# GIVEN INSTRUCTION:
Lines holding the string "Performance" are the ones to copy from this listing.

# MATERIAL FOR THIS EXERCISE:

* BEGIN *

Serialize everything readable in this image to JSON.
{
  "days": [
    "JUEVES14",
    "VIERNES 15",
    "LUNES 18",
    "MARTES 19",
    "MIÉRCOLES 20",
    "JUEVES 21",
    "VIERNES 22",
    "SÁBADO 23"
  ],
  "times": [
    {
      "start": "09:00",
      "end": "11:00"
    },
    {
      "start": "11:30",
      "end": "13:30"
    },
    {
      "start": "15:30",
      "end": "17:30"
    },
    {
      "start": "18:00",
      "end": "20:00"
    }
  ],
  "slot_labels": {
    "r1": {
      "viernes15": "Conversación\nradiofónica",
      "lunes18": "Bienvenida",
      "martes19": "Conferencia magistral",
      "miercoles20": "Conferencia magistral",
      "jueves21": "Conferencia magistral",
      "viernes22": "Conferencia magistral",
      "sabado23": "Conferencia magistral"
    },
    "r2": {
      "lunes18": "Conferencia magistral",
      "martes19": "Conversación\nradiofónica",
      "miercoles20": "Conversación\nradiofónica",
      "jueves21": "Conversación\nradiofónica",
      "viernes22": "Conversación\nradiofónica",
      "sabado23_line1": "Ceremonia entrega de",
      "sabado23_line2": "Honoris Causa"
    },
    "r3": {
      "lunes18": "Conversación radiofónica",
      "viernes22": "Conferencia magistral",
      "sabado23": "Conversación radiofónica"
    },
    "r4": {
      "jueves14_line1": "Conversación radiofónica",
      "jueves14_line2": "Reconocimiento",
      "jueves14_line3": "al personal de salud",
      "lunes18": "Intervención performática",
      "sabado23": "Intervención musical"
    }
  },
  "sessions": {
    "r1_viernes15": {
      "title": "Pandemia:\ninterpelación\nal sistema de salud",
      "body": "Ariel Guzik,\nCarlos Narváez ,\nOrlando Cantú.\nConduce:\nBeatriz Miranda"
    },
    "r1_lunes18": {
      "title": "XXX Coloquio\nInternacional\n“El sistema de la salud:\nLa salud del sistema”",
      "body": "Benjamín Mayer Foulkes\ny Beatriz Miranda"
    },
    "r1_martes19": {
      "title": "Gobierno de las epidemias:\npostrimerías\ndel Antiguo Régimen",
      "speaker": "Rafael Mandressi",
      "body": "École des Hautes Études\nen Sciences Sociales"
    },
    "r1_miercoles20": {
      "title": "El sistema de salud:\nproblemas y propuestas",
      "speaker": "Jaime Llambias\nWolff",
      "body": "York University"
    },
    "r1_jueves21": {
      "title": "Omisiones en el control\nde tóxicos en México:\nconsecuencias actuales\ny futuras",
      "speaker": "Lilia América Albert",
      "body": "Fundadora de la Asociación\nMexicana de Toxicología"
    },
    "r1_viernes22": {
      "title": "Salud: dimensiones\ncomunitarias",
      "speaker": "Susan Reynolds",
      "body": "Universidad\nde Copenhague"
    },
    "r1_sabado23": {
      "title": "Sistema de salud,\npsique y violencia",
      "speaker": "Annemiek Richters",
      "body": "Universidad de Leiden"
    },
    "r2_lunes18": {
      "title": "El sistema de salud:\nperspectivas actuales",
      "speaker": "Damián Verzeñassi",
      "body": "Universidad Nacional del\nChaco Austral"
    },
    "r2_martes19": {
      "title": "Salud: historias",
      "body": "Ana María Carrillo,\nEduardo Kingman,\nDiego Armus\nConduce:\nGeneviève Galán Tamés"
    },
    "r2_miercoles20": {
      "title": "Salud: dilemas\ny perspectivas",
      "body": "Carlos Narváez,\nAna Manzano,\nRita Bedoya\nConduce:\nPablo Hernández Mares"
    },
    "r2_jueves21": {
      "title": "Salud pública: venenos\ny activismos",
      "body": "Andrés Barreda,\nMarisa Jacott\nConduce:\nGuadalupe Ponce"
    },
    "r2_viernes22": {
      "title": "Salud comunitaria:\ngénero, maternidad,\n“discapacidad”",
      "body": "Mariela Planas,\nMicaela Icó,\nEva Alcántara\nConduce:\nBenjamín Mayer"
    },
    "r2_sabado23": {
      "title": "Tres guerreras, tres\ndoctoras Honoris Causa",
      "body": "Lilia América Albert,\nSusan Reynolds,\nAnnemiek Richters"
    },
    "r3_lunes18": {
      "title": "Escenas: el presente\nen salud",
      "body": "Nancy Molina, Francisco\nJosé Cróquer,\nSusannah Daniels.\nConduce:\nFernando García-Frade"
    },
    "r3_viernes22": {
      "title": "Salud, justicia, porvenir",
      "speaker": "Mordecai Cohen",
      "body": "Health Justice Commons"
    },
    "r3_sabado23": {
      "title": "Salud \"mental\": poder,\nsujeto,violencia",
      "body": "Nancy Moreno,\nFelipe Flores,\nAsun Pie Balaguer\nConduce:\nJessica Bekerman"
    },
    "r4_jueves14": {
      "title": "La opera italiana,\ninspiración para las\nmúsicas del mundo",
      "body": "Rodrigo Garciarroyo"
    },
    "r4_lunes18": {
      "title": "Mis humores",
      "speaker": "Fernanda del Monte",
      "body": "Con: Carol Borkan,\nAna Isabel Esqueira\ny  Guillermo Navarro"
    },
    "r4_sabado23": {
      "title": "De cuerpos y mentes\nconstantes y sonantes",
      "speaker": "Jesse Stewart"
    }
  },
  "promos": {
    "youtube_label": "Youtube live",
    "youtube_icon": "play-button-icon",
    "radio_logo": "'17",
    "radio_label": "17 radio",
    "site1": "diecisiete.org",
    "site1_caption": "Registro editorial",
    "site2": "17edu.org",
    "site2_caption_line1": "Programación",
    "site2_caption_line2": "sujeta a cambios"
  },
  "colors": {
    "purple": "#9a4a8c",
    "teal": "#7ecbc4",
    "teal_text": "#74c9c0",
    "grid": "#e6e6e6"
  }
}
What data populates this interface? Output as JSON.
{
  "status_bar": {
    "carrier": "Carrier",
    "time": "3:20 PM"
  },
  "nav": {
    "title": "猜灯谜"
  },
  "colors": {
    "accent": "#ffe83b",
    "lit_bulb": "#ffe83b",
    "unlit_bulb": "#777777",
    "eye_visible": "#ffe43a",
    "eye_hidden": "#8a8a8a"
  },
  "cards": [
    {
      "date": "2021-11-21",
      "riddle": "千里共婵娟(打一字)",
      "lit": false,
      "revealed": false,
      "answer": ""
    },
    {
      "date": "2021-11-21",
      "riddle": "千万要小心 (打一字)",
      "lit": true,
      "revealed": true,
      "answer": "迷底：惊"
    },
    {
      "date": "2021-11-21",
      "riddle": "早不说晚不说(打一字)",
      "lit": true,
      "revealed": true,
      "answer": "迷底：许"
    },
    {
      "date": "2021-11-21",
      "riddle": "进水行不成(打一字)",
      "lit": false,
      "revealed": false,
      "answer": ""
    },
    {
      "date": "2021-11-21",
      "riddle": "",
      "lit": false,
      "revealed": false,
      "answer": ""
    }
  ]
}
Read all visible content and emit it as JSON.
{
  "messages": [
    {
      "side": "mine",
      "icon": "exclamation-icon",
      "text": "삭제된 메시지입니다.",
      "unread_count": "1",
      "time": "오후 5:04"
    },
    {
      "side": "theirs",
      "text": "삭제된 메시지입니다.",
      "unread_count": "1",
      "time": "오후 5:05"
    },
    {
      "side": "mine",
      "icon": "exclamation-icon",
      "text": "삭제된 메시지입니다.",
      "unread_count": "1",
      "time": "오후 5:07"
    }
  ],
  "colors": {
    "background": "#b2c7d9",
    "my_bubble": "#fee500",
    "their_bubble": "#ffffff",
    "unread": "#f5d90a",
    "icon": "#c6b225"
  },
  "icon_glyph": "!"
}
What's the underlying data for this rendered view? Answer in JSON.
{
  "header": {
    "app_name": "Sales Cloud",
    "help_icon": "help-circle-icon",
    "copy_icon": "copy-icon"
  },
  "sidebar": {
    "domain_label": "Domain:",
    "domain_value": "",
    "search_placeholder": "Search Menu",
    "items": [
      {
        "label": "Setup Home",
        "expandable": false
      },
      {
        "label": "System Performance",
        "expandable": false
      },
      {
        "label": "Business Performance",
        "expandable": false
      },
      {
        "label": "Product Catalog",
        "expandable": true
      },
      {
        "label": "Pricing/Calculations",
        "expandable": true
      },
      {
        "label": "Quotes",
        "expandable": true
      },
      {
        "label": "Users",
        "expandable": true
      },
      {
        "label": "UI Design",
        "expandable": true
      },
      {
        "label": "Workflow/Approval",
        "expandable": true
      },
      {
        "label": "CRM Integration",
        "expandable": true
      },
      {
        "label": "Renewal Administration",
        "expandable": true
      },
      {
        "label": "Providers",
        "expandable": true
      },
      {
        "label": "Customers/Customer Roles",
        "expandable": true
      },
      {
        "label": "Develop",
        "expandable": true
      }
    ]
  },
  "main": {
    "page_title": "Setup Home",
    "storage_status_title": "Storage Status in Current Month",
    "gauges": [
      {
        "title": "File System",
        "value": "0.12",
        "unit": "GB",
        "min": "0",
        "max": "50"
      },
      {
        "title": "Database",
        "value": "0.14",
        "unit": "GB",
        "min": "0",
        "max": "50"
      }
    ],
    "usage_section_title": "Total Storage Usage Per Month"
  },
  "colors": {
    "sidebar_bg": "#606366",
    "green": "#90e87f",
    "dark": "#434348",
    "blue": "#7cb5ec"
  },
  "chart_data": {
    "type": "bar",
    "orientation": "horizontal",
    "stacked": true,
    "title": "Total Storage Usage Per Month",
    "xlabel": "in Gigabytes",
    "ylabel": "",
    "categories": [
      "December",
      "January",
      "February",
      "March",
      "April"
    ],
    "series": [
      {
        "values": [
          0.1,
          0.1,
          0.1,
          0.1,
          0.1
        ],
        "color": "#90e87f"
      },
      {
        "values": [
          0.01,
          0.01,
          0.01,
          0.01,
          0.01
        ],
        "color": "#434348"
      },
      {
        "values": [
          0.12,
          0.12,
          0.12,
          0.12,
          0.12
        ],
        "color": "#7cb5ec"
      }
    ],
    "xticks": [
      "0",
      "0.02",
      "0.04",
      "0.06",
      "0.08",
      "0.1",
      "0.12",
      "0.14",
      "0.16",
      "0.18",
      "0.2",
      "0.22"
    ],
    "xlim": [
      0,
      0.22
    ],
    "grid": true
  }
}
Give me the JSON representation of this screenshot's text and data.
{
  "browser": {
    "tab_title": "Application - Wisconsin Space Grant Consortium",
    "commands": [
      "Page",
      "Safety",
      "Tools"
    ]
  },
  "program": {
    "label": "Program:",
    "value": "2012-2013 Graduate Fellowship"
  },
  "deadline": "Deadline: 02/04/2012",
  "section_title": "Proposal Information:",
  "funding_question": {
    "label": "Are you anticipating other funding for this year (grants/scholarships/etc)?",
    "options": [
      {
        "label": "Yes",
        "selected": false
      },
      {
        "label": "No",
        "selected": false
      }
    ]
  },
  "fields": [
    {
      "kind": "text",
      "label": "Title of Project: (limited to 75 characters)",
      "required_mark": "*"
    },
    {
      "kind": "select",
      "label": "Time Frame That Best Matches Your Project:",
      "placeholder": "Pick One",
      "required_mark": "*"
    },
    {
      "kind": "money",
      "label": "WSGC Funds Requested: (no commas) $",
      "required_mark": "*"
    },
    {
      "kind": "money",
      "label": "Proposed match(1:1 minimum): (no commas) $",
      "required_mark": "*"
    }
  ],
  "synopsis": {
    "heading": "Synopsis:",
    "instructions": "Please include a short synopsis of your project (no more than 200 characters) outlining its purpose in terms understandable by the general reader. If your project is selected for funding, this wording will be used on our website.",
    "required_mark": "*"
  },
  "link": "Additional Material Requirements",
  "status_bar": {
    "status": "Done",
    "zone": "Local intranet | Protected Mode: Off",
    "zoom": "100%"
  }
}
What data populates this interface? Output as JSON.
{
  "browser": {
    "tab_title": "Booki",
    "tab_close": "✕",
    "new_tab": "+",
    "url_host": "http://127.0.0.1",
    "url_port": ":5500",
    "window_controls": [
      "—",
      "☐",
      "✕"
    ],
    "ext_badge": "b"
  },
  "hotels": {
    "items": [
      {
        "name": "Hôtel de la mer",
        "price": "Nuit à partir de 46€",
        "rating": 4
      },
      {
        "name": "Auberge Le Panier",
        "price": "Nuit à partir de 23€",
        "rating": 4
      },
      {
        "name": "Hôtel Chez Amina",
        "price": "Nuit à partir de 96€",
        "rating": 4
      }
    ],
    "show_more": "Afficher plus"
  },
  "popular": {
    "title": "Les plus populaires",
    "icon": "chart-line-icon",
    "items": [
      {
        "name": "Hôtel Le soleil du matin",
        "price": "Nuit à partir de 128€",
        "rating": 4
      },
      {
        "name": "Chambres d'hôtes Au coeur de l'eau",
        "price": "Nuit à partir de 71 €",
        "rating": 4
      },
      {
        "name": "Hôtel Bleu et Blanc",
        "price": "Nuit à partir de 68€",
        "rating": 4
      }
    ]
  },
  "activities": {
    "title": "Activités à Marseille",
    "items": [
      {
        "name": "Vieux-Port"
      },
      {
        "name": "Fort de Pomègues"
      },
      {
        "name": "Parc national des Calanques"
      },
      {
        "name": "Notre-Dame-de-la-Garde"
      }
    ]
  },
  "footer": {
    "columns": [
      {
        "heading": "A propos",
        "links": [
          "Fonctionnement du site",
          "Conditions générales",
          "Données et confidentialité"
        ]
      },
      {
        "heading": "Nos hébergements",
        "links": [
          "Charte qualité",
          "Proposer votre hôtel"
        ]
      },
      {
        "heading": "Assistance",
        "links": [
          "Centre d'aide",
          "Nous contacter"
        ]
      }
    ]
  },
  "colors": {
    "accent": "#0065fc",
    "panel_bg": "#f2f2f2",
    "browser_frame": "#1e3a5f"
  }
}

* END *

# TASK RESULT:
        "label": "System Performance",
        "label": "Business Performance",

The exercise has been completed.